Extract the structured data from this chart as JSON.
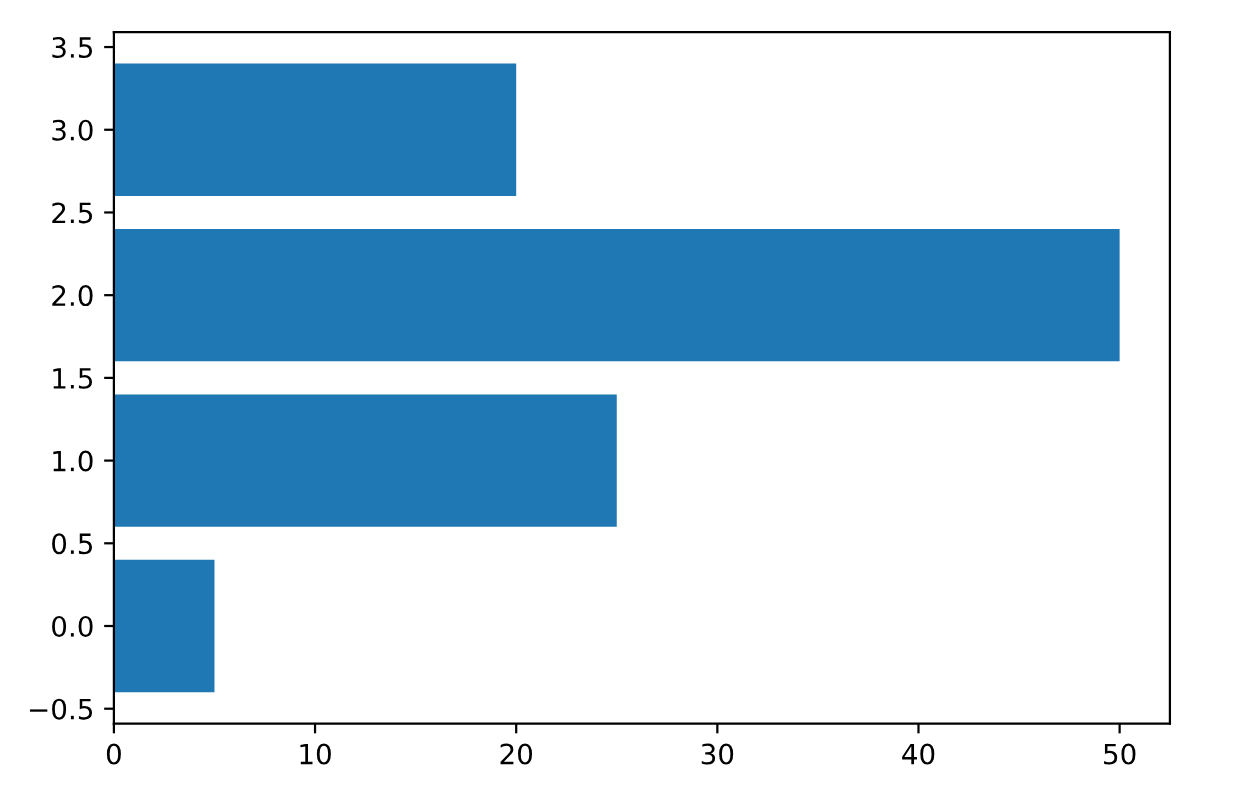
{
  "chart_data": {
    "type": "bar",
    "orientation": "horizontal",
    "x": [
      0,
      1,
      2,
      3
    ],
    "values": [
      5,
      25,
      50,
      20
    ],
    "color": "#1f77b4",
    "xlim": [
      0,
      52.5
    ],
    "xticks": [
      0,
      10,
      20,
      30,
      40,
      50
    ],
    "ylim": [
      -0.59,
      3.59
    ],
    "yticks": [
      {
        "value": -0.5,
        "label": "−0.5"
      },
      {
        "value": 0,
        "label": "0.0"
      },
      0.5,
      {
        "value": 1,
        "label": "1.0"
      },
      1.5,
      {
        "value": 2,
        "label": "2.0"
      },
      2.5,
      {
        "value": 3,
        "label": "3.0"
      },
      3.5
    ],
    "grid": false,
    "legend": false
  }
}
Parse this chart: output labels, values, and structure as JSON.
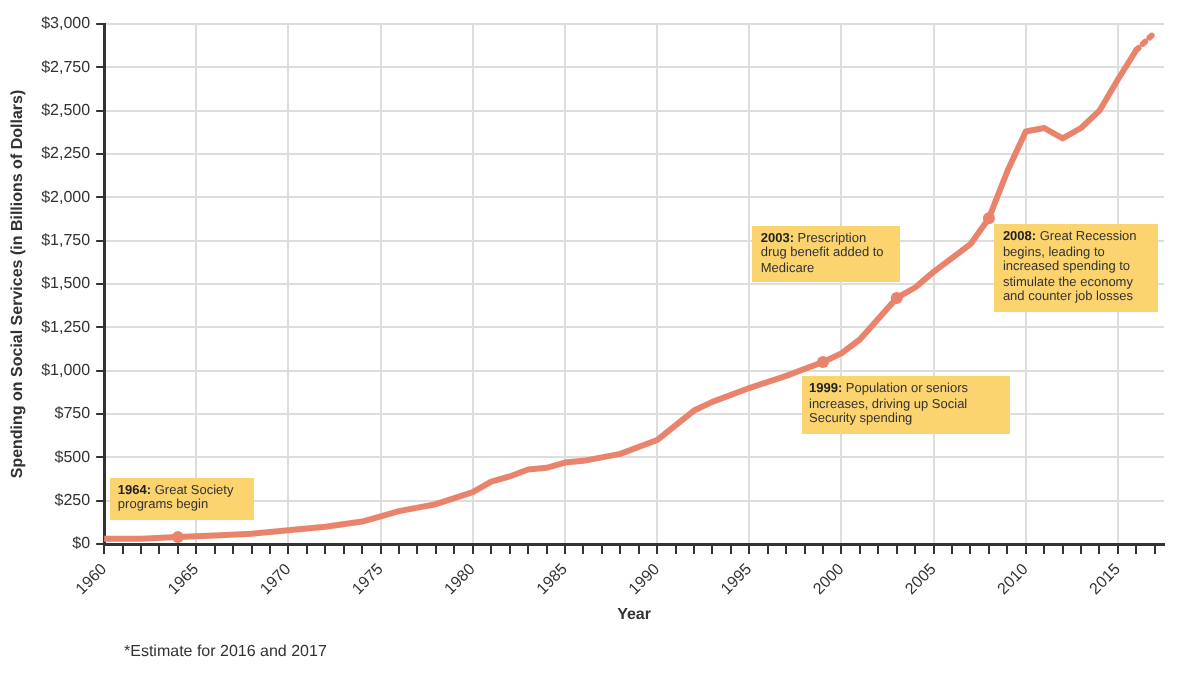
{
  "chart_data": {
    "type": "line",
    "xlabel": "Year",
    "ylabel": "Spending on Social Services (in Billions of Dollars)",
    "series": [
      {
        "color": "#e9836b",
        "line_style": "solid",
        "x": [
          1960,
          1962,
          1964,
          1966,
          1968,
          1970,
          1972,
          1974,
          1976,
          1978,
          1980,
          1981,
          1982,
          1983,
          1984,
          1985,
          1986,
          1988,
          1990,
          1992,
          1993,
          1995,
          1997,
          1999,
          2000,
          2001,
          2002,
          2003,
          2004,
          2005,
          2007,
          2008,
          2009,
          2010,
          2011,
          2012,
          2013,
          2014,
          2015,
          2016
        ],
        "values": [
          30,
          30,
          40,
          50,
          60,
          80,
          100,
          130,
          190,
          230,
          300,
          360,
          390,
          430,
          440,
          470,
          480,
          520,
          600,
          770,
          820,
          900,
          970,
          1050,
          1100,
          1180,
          1300,
          1420,
          1480,
          1570,
          1730,
          1880,
          2150,
          2380,
          2400,
          2340,
          2400,
          2500,
          2680,
          2850
        ]
      },
      {
        "color": "#e9836b",
        "line_style": "dotted",
        "x": [
          2016,
          2017
        ],
        "values": [
          2850,
          2950
        ]
      }
    ],
    "marker": "none",
    "xlim": [
      1960,
      2017.5
    ],
    "xticks": [
      1960,
      {
        "value": 1961,
        "label": null
      },
      {
        "value": 1962,
        "label": null
      },
      {
        "value": 1963,
        "label": null
      },
      {
        "value": 1964,
        "label": null
      },
      1965,
      {
        "value": 1966,
        "label": null
      },
      {
        "value": 1967,
        "label": null
      },
      {
        "value": 1968,
        "label": null
      },
      {
        "value": 1969,
        "label": null
      },
      1970,
      {
        "value": 1971,
        "label": null
      },
      {
        "value": 1972,
        "label": null
      },
      {
        "value": 1973,
        "label": null
      },
      {
        "value": 1974,
        "label": null
      },
      1975,
      {
        "value": 1976,
        "label": null
      },
      {
        "value": 1977,
        "label": null
      },
      {
        "value": 1978,
        "label": null
      },
      {
        "value": 1979,
        "label": null
      },
      1980,
      {
        "value": 1981,
        "label": null
      },
      {
        "value": 1982,
        "label": null
      },
      {
        "value": 1983,
        "label": null
      },
      {
        "value": 1984,
        "label": null
      },
      1985,
      {
        "value": 1986,
        "label": null
      },
      {
        "value": 1987,
        "label": null
      },
      {
        "value": 1988,
        "label": null
      },
      {
        "value": 1989,
        "label": null
      },
      1990,
      {
        "value": 1991,
        "label": null
      },
      {
        "value": 1992,
        "label": null
      },
      {
        "value": 1993,
        "label": null
      },
      {
        "value": 1994,
        "label": null
      },
      1995,
      {
        "value": 1996,
        "label": null
      },
      {
        "value": 1997,
        "label": null
      },
      {
        "value": 1998,
        "label": null
      },
      {
        "value": 1999,
        "label": null
      },
      2000,
      {
        "value": 2001,
        "label": null
      },
      {
        "value": 2002,
        "label": null
      },
      {
        "value": 2003,
        "label": null
      },
      {
        "value": 2004,
        "label": null
      },
      2005,
      {
        "value": 2006,
        "label": null
      },
      {
        "value": 2007,
        "label": null
      },
      {
        "value": 2008,
        "label": null
      },
      {
        "value": 2009,
        "label": null
      },
      2010,
      {
        "value": 2011,
        "label": null
      },
      {
        "value": 2012,
        "label": null
      },
      {
        "value": 2013,
        "label": null
      },
      {
        "value": 2014,
        "label": null
      },
      2015,
      {
        "value": 2016,
        "label": null
      },
      {
        "value": 2017,
        "label": null
      }
    ],
    "ylim": [
      0,
      3000
    ],
    "yticks": [
      {
        "value": 0,
        "label": "$0"
      },
      {
        "value": 250,
        "label": "$250"
      },
      {
        "value": 500,
        "label": "$500"
      },
      {
        "value": 750,
        "label": "$750"
      },
      {
        "value": 1000,
        "label": "$1,000"
      },
      {
        "value": 1250,
        "label": "$1,250"
      },
      {
        "value": 1500,
        "label": "$1,500"
      },
      {
        "value": 1750,
        "label": "$1,750"
      },
      {
        "value": 2000,
        "label": "$2,000"
      },
      {
        "value": 2250,
        "label": "$2,250"
      },
      {
        "value": 2500,
        "label": "$2,500"
      },
      {
        "value": 2750,
        "label": "$2,750"
      },
      {
        "value": 3000,
        "label": "$3,000"
      }
    ],
    "grid": true,
    "legend": false,
    "annotations": [
      {
        "text": "1964: Great Society programs begin",
        "x": 1964,
        "y": 40
      },
      {
        "text": "1999: Population or seniors increases, driving up Social Security spending",
        "x": 1999,
        "y": 1050
      },
      {
        "text": "2003: Prescription drug benefit added to Medicare",
        "x": 2003,
        "y": 1420
      },
      {
        "text": "2008: Great Recession begins, leading to increased spending to stimulate the economy and counter job losses",
        "x": 2008,
        "y": 1880
      },
      "*Estimate for 2016 and 2017"
    ]
  }
}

━━━━━━━━━━━━━━━━

__DIRECTION__: Without including any pictures, reproduce the listing exactly.

__RESPONSE FOR THIS EXERCISE__:
Extract the structured data from this chart as JSON.
{
  "chart_data": {
    "type": "bar",
    "orientation": "horizontal",
    "x": [
      0,
      1,
      2,
      3
    ],
    "values": [
      5,
      25,
      50,
      20
    ],
    "color": "#1f77b4",
    "xlim": [
      0,
      52.5
    ],
    "xticks": [
      0,
      10,
      20,
      30,
      40,
      50
    ],
    "ylim": [
      -0.59,
      3.59
    ],
    "yticks": [
      {
        "value": -0.5,
        "label": "−0.5"
      },
      {
        "value": 0,
        "label": "0.0"
      },
      0.5,
      {
        "value": 1,
        "label": "1.0"
      },
      1.5,
      {
        "value": 2,
        "label": "2.0"
      },
      2.5,
      {
        "value": 3,
        "label": "3.0"
      },
      3.5
    ],
    "grid": false,
    "legend": false
  }
}
Parse this chart: output labels, values, and structure as JSON.
{
  "chart_data": {
    "type": "line",
    "xlabel": "Year",
    "ylabel": "Spending on Social Services (in Billions of Dollars)",
    "series": [
      {
        "color": "#e9836b",
        "line_style": "solid",
        "x": [
          1960,
          1962,
          1964,
          1966,
          1968,
          1970,
          1972,
          1974,
          1976,
          1978,
          1980,
          1981,
          1982,
          1983,
          1984,
          1985,
          1986,
          1988,
          1990,
          1992,
          1993,
          1995,
          1997,
          1999,
          2000,
          2001,
          2002,
          2003,
          2004,
          2005,
          2007,
          2008,
          2009,
          2010,
          2011,
          2012,
          2013,
          2014,
          2015,
          2016
        ],
        "values": [
          30,
          30,
          40,
          50,
          60,
          80,
          100,
          130,
          190,
          230,
          300,
          360,
          390,
          430,
          440,
          470,
          480,
          520,
          600,
          770,
          820,
          900,
          970,
          1050,
          1100,
          1180,
          1300,
          1420,
          1480,
          1570,
          1730,
          1880,
          2150,
          2380,
          2400,
          2340,
          2400,
          2500,
          2680,
          2850
        ]
      },
      {
        "color": "#e9836b",
        "line_style": "dotted",
        "x": [
          2016,
          2017
        ],
        "values": [
          2850,
          2950
        ]
      }
    ],
    "marker": "none",
    "xlim": [
      1960,
      2017.5
    ],
    "xticks": [
      1960,
      {
        "value": 1961,
        "label": null
      },
      {
        "value": 1962,
        "label": null
      },
      {
        "value": 1963,
        "label": null
      },
      {
        "value": 1964,
        "label": null
      },
      1965,
      {
        "value": 1966,
        "label": null
      },
      {
        "value": 1967,
        "label": null
      },
      {
        "value": 1968,
        "label": null
      },
      {
        "value": 1969,
        "label": null
      },
      1970,
      {
        "value": 1971,
        "label": null
      },
      {
        "value": 1972,
        "label": null
      },
      {
        "value": 1973,
        "label": null
      },
      {
        "value": 1974,
        "label": null
      },
      1975,
      {
        "value": 1976,
        "label": null
      },
      {
        "value": 1977,
        "label": null
      },
      {
        "value": 1978,
        "label": null
      },
      {
        "value": 1979,
        "label": null
      },
      1980,
      {
        "value": 1981,
        "label": null
      },
      {
        "value": 1982,
        "label": null
      },
      {
        "value": 1983,
        "label": null
      },
      {
        "value": 1984,
        "label": null
      },
      1985,
      {
        "value": 1986,
        "label": null
      },
      {
        "value": 1987,
        "label": null
      },
      {
        "value": 1988,
        "label": null
      },
      {
        "value": 1989,
        "label": null
      },
      1990,
      {
        "value": 1991,
        "label": null
      },
      {
        "value": 1992,
        "label": null
      },
      {
        "value": 1993,
        "label": null
      },
      {
        "value": 1994,
        "label": null
      },
      1995,
      {
        "value": 1996,
        "label": null
      },
      {
        "value": 1997,
        "label": null
      },
      {
        "value": 1998,
        "label": null
      },
      {
        "value": 1999,
        "label": null
      },
      2000,
      {
        "value": 2001,
        "label": null
      },
      {
        "value": 2002,
        "label": null
      },
      {
        "value": 2003,
        "label": null
      },
      {
        "value": 2004,
        "label": null
      },
      2005,
      {
        "value": 2006,
        "label": null
      },
      {
        "value": 2007,
        "label": null
      },
      {
        "value": 2008,
        "label": null
      },
      {
        "value": 2009,
        "label": null
      },
      2010,
      {
        "value": 2011,
        "label": null
      },
      {
        "value": 2012,
        "label": null
      },
      {
        "value": 2013,
        "label": null
      },
      {
        "value": 2014,
        "label": null
      },
      2015,
      {
        "value": 2016,
        "label": null
      },
      {
        "value": 2017,
        "label": null
      }
    ],
    "ylim": [
      0,
      3000
    ],
    "yticks": [
      {
        "value": 0,
        "label": "$0"
      },
      {
        "value": 250,
        "label": "$250"
      },
      {
        "value": 500,
        "label": "$500"
      },
      {
        "value": 750,
        "label": "$750"
      },
      {
        "value": 1000,
        "label": "$1,000"
      },
      {
        "value": 1250,
        "label": "$1,250"
      },
      {
        "value": 1500,
        "label": "$1,500"
      },
      {
        "value": 1750,
        "label": "$1,750"
      },
      {
        "value": 2000,
        "label": "$2,000"
      },
      {
        "value": 2250,
        "label": "$2,250"
      },
      {
        "value": 2500,
        "label": "$2,500"
      },
      {
        "value": 2750,
        "label": "$2,750"
      },
      {
        "value": 3000,
        "label": "$3,000"
      }
    ],
    "grid": true,
    "legend": false,
    "annotations": [
      {
        "text": "1964: Great Society programs begin",
        "x": 1964,
        "y": 40
      },
      {
        "text": "1999: Population or seniors increases, driving up Social Security spending",
        "x": 1999,
        "y": 1050
      },
      {
        "text": "2003: Prescription drug benefit added to Medicare",
        "x": 2003,
        "y": 1420
      },
      {
        "text": "2008: Great Recession begins, leading to increased spending to stimulate the economy and counter job losses",
        "x": 2008,
        "y": 1880
      },
      "*Estimate for 2016 and 2017"
    ]
  }
}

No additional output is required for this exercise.